- **GIVEN PROBLEM**: Pick out the lines containing "each".

====== DATASET EXCERPTS

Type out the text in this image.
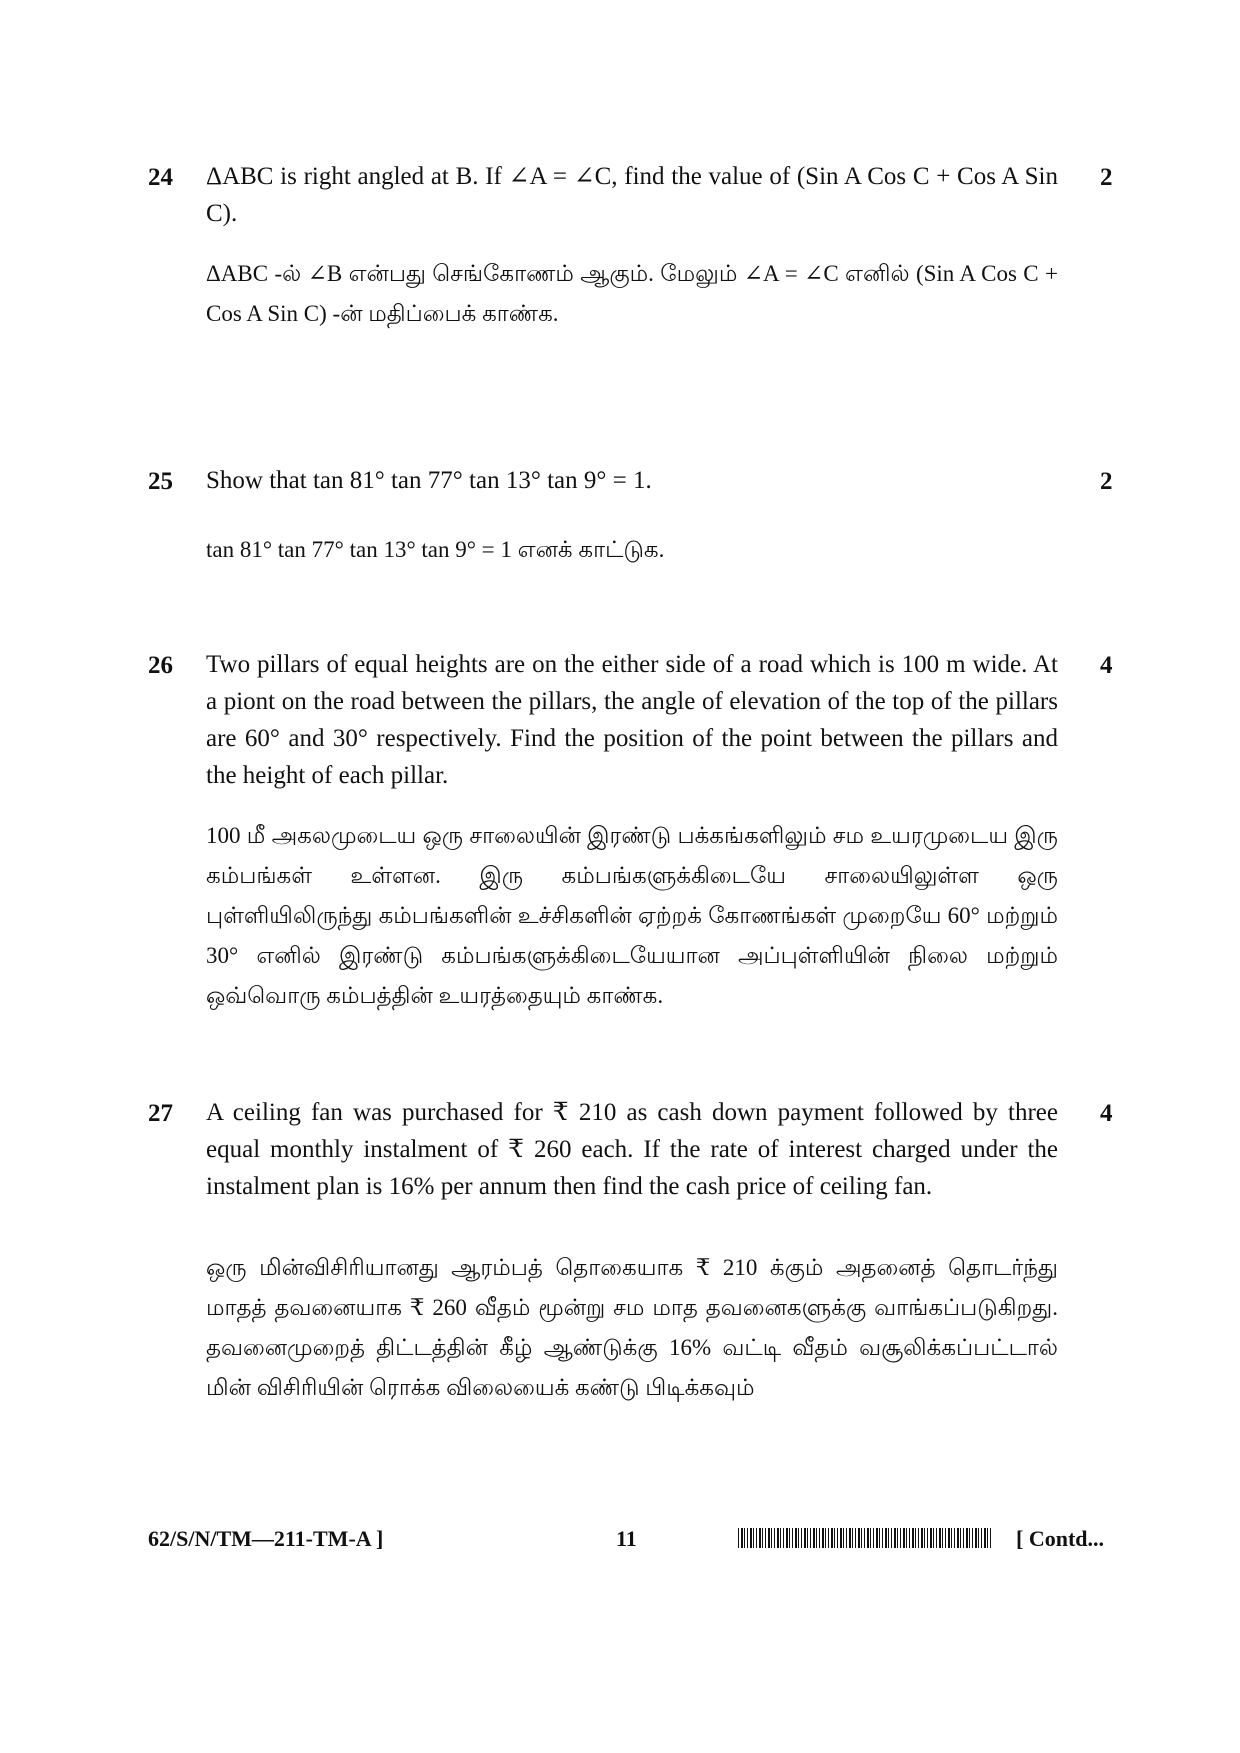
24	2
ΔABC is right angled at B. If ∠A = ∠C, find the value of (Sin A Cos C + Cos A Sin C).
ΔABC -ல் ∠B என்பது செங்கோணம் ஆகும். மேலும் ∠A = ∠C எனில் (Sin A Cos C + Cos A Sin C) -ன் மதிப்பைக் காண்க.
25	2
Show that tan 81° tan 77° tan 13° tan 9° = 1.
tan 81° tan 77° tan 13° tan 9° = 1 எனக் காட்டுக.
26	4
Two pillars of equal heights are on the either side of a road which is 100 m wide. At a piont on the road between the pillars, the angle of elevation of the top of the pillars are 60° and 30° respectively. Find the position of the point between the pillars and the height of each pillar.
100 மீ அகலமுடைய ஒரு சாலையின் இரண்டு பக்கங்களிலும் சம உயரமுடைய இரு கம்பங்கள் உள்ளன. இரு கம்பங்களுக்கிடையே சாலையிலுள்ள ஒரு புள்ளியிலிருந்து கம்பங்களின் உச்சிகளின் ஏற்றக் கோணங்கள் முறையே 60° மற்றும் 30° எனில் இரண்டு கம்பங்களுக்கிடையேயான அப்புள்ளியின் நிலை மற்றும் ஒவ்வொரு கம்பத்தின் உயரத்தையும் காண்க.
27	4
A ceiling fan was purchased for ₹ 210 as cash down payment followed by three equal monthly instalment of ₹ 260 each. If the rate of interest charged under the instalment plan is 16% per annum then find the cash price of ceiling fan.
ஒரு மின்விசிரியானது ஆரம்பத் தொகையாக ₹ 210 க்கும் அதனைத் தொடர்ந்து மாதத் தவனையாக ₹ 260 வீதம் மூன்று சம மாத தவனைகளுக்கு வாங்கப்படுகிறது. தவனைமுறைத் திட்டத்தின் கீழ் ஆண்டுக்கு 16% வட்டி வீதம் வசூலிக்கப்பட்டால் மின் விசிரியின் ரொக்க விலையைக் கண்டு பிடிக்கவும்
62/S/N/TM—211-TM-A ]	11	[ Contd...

============

- **TASK OUTPUT**:
Two pillars of equal heights are on the either side of a road which is 100 m wide. At a piont on the road between the pillars, the angle of elevation of the top of the pillars are 60° and 30° respectively. Find the position of the point between the pillars and the height of each pillar.
A ceiling fan was purchased for ₹ 210 as cash down payment followed by three equal monthly instalment of ₹ 260 each. If the rate of interest charged under the instalment plan is 16% per annum then find the cash price of ceiling fan.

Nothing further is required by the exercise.